Exercise description => Pick out and copy every line below that has the word "Bearish".

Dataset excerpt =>
* * * * * * *
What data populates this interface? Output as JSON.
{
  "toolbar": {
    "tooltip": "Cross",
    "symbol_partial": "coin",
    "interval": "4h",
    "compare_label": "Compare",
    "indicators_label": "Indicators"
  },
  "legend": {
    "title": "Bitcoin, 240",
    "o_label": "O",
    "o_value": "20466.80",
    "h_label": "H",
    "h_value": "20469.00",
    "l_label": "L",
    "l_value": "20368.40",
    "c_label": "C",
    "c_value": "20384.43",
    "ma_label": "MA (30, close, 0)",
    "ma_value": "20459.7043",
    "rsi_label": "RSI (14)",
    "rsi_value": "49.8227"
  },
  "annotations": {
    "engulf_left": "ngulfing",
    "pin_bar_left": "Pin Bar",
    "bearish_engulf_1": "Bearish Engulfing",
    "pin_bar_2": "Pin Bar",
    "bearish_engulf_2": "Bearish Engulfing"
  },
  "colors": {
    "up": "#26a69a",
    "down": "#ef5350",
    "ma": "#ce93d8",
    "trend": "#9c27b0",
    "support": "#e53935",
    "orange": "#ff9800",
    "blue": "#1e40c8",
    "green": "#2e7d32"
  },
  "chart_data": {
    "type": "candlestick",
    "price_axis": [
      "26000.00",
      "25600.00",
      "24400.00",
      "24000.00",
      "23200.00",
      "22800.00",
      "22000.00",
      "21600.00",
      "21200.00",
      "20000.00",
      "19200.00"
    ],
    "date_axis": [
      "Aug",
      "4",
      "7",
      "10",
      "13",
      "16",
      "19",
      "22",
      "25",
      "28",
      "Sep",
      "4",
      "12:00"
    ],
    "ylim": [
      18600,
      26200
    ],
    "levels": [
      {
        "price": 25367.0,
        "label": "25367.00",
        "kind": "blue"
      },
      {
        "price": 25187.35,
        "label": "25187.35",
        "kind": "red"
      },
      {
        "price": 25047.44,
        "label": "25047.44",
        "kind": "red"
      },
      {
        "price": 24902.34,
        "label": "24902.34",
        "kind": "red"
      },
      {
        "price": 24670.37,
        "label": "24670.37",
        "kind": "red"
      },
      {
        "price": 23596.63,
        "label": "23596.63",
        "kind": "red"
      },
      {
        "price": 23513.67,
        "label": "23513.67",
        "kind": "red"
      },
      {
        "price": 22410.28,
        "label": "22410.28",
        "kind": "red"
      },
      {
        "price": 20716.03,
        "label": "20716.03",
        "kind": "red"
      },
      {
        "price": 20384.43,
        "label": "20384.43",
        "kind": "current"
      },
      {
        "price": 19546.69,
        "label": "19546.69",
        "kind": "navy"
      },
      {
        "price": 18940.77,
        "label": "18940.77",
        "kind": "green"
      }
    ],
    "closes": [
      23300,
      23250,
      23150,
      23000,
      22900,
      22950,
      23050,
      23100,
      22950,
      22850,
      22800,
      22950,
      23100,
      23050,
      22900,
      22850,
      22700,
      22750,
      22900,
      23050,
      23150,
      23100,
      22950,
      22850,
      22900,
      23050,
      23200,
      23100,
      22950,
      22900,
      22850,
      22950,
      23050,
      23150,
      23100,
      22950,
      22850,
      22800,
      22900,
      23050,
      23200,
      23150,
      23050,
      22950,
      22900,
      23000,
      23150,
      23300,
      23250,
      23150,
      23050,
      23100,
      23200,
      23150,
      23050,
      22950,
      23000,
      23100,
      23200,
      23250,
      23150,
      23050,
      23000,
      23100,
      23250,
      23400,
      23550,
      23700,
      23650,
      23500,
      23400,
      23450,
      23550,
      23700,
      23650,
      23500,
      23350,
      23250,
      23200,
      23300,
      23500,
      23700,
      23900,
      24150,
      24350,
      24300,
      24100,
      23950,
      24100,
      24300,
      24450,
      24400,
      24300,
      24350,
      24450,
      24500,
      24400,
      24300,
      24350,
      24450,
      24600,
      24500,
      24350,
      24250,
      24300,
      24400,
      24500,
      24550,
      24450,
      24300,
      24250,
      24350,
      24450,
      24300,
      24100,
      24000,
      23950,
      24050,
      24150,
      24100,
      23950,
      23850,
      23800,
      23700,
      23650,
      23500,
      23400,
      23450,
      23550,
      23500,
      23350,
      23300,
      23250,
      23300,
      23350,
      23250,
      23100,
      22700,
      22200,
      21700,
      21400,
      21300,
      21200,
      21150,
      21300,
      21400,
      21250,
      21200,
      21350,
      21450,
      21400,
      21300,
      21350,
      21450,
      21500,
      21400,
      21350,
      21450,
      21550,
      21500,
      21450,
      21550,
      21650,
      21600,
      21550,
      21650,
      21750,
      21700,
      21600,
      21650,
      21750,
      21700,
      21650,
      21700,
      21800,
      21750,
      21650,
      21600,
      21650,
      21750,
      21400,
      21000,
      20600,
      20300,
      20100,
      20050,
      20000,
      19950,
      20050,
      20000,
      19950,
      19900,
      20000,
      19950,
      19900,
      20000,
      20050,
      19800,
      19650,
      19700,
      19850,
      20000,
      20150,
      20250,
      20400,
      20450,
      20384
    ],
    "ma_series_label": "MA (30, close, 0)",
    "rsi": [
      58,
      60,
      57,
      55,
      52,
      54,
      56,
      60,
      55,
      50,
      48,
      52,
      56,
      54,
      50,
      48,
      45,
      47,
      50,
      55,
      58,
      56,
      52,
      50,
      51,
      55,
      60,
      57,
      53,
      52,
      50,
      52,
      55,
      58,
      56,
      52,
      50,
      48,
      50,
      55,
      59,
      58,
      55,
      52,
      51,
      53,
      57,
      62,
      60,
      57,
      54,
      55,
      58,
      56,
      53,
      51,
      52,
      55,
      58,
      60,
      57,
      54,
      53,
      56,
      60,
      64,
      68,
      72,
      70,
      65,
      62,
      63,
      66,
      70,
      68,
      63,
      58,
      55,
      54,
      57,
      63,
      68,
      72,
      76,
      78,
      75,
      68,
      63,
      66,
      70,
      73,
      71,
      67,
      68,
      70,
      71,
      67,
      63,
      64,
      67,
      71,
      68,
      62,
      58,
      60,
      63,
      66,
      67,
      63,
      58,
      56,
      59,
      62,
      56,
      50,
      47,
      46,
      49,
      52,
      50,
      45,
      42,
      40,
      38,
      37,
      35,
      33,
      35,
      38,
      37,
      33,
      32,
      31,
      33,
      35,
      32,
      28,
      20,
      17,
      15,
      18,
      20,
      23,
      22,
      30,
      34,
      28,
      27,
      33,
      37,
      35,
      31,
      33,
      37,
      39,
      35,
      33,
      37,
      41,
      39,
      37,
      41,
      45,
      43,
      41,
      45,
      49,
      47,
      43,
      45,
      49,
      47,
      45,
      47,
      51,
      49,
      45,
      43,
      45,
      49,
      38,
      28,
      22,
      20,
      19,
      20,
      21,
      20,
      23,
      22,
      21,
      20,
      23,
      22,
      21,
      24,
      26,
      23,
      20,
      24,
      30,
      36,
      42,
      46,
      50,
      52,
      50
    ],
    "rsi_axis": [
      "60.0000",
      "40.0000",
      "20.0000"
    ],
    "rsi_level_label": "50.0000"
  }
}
* * * * * * *
Final answer =>
    "bearish_engulf_1": "Bearish Engulfing",
    "bearish_engulf_2": "Bearish Engulfing"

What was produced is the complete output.